[START OF Data for this task]
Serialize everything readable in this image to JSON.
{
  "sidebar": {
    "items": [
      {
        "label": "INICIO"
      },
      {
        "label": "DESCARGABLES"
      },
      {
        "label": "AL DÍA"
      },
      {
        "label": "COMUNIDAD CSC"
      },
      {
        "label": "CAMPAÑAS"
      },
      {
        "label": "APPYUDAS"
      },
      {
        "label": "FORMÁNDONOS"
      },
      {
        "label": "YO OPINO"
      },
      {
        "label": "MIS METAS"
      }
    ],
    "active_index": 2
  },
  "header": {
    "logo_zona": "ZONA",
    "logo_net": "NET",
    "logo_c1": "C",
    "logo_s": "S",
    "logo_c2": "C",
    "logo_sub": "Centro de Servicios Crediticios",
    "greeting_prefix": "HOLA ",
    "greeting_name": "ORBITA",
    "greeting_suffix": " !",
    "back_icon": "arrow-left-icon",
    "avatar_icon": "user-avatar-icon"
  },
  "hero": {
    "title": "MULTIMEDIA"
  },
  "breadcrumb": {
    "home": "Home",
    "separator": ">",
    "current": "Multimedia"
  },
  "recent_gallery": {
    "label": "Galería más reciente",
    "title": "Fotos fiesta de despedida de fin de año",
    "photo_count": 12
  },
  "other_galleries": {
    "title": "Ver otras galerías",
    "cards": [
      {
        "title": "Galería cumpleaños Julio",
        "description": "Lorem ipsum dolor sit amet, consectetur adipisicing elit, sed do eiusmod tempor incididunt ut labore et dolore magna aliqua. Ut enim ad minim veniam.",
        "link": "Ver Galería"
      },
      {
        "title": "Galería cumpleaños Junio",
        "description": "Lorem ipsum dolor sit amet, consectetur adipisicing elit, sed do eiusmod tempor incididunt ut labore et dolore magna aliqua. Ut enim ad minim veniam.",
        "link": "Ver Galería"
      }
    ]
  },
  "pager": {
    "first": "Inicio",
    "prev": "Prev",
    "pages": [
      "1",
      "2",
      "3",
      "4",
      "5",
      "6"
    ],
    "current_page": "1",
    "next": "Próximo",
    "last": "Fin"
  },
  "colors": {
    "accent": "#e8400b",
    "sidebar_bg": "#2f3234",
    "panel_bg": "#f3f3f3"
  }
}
[END OF Data for this task]
Quote all the records exactly, please, leaving none out.

■ **Result of this exercise**:
Serialize everything readable in this image to JSON.
{
  "sidebar": {
    "items": [
      {
        "label": "INICIO"
      },
      {
        "label": "DESCARGABLES"
      },
      {
        "label": "AL DÍA"
      },
      {
        "label": "COMUNIDAD CSC"
      },
      {
        "label": "CAMPAÑAS"
      },
      {
        "label": "APPYUDAS"
      },
      {
        "label": "FORMÁNDONOS"
      },
      {
        "label": "YO OPINO"
      },
      {
        "label": "MIS METAS"
      }
    ],
    "active_index": 2
  },
  "header": {
    "logo_zona": "ZONA",
    "logo_net": "NET",
    "logo_c1": "C",
    "logo_s": "S",
    "logo_c2": "C",
    "logo_sub": "Centro de Servicios Crediticios",
    "greeting_prefix": "HOLA ",
    "greeting_name": "ORBITA",
    "greeting_suffix": " !",
    "back_icon": "arrow-left-icon",
    "avatar_icon": "user-avatar-icon"
  },
  "hero": {
    "title": "MULTIMEDIA"
  },
  "breadcrumb": {
    "home": "Home",
    "separator": ">",
    "current": "Multimedia"
  },
  "recent_gallery": {
    "label": "Galería más reciente",
    "title": "Fotos fiesta de despedida de fin de año",
    "photo_count": 12
  },
  "other_galleries": {
    "title": "Ver otras galerías",
    "cards": [
      {
        "title": "Galería cumpleaños Julio",
        "description": "Lorem ipsum dolor sit amet, consectetur adipisicing elit, sed do eiusmod tempor incididunt ut labore et dolore magna aliqua. Ut enim ad minim veniam.",
        "link": "Ver Galería"
      },
      {
        "title": "Galería cumpleaños Junio",
        "description": "Lorem ipsum dolor sit amet, consectetur adipisicing elit, sed do eiusmod tempor incididunt ut labore et dolore magna aliqua. Ut enim ad minim veniam.",
        "link": "Ver Galería"
      }
    ]
  },
  "pager": {
    "first": "Inicio",
    "prev": "Prev",
    "pages": [
      "1",
      "2",
      "3",
      "4",
      "5",
      "6"
    ],
    "current_page": "1",
    "next": "Próximo",
    "last": "Fin"
  },
  "colors": {
    "accent": "#e8400b",
    "sidebar_bg": "#2f3234",
    "panel_bg": "#f3f3f3"
  }
}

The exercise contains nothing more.